▶ _GIVEN PROBLEM_
Output all of the records exactly as written.

START MATERIAL FOR THIS TASK

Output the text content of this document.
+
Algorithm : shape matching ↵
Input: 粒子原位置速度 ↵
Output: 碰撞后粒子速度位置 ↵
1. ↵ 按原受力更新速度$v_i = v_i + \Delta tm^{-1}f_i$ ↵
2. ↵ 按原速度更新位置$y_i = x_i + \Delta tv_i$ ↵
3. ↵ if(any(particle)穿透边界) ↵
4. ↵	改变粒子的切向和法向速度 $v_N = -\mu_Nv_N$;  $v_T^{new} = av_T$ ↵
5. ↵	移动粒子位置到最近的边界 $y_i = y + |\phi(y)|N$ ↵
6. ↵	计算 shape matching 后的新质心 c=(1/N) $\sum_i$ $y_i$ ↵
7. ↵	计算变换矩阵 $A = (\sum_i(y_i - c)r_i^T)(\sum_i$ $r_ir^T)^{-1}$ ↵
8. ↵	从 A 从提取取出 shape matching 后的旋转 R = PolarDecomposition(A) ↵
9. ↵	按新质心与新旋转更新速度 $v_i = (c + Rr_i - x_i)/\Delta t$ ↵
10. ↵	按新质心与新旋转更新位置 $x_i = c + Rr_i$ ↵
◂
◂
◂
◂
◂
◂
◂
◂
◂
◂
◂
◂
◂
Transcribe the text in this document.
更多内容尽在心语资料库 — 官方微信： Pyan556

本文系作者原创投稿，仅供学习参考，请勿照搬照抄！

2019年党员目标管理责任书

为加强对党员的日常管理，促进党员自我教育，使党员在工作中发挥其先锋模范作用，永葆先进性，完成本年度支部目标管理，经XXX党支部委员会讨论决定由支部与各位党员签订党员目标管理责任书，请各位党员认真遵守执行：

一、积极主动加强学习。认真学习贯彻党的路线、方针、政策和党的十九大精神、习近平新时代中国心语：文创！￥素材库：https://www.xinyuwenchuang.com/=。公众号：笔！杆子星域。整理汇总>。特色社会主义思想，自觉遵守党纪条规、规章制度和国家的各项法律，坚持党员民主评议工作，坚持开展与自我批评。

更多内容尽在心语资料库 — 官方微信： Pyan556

END MATERIAL FOR THIS TASK

▶ _TASK ANSWER_
Output the text content of this document.
+
Algorithm : shape matching ↵
Input: 粒子原位置速度 ↵
Output: 碰撞后粒子速度位置 ↵
1. ↵ 按原受力更新速度$v_i = v_i + \Delta tm^{-1}f_i$ ↵
2. ↵ 按原速度更新位置$y_i = x_i + \Delta tv_i$ ↵
3. ↵ if(any(particle)穿透边界) ↵
4. ↵	改变粒子的切向和法向速度 $v_N = -\mu_Nv_N$;  $v_T^{new} = av_T$ ↵
5. ↵	移动粒子位置到最近的边界 $y_i = y + |\phi(y)|N$ ↵
6. ↵	计算 shape matching 后的新质心 c=(1/N) $\sum_i$ $y_i$ ↵
7. ↵	计算变换矩阵 $A = (\sum_i(y_i - c)r_i^T)(\sum_i$ $r_ir^T)^{-1}$ ↵
8. ↵	从 A 从提取取出 shape matching 后的旋转 R = PolarDecomposition(A) ↵
9. ↵	按新质心与新旋转更新速度 $v_i = (c + Rr_i - x_i)/\Delta t$ ↵
10. ↵	按新质心与新旋转更新位置 $x_i = c + Rr_i$ ↵
◂
◂
◂
◂
◂
◂
◂
◂
◂
◂
◂
◂
◂
Transcribe the text in this document.
更多内容尽在心语资料库 — 官方微信： Pyan556

本文系作者原创投稿，仅供学习参考，请勿照搬照抄！

2019年党员目标管理责任书

为加强对党员的日常管理，促进党员自我教育，使党员在工作中发挥其先锋模范作用，永葆先进性，完成本年度支部目标管理，经XXX党支部委员会讨论决定由支部与各位党员签订党员目标管理责任书，请各位党员认真遵守执行：

一、积极主动加强学习。认真学习贯彻党的路线、方针、政策和党的十九大精神、习近平新时代中国心语：文创！￥素材库：https://www.xinyuwenchuang.com/=。公众号：笔！杆子星域。整理汇总>。特色社会主义思想，自觉遵守党纪条规、规章制度和国家的各项法律，坚持党员民主评议工作，坚持开展与自我批评。

更多内容尽在心语资料库 — 官方微信： Pyan556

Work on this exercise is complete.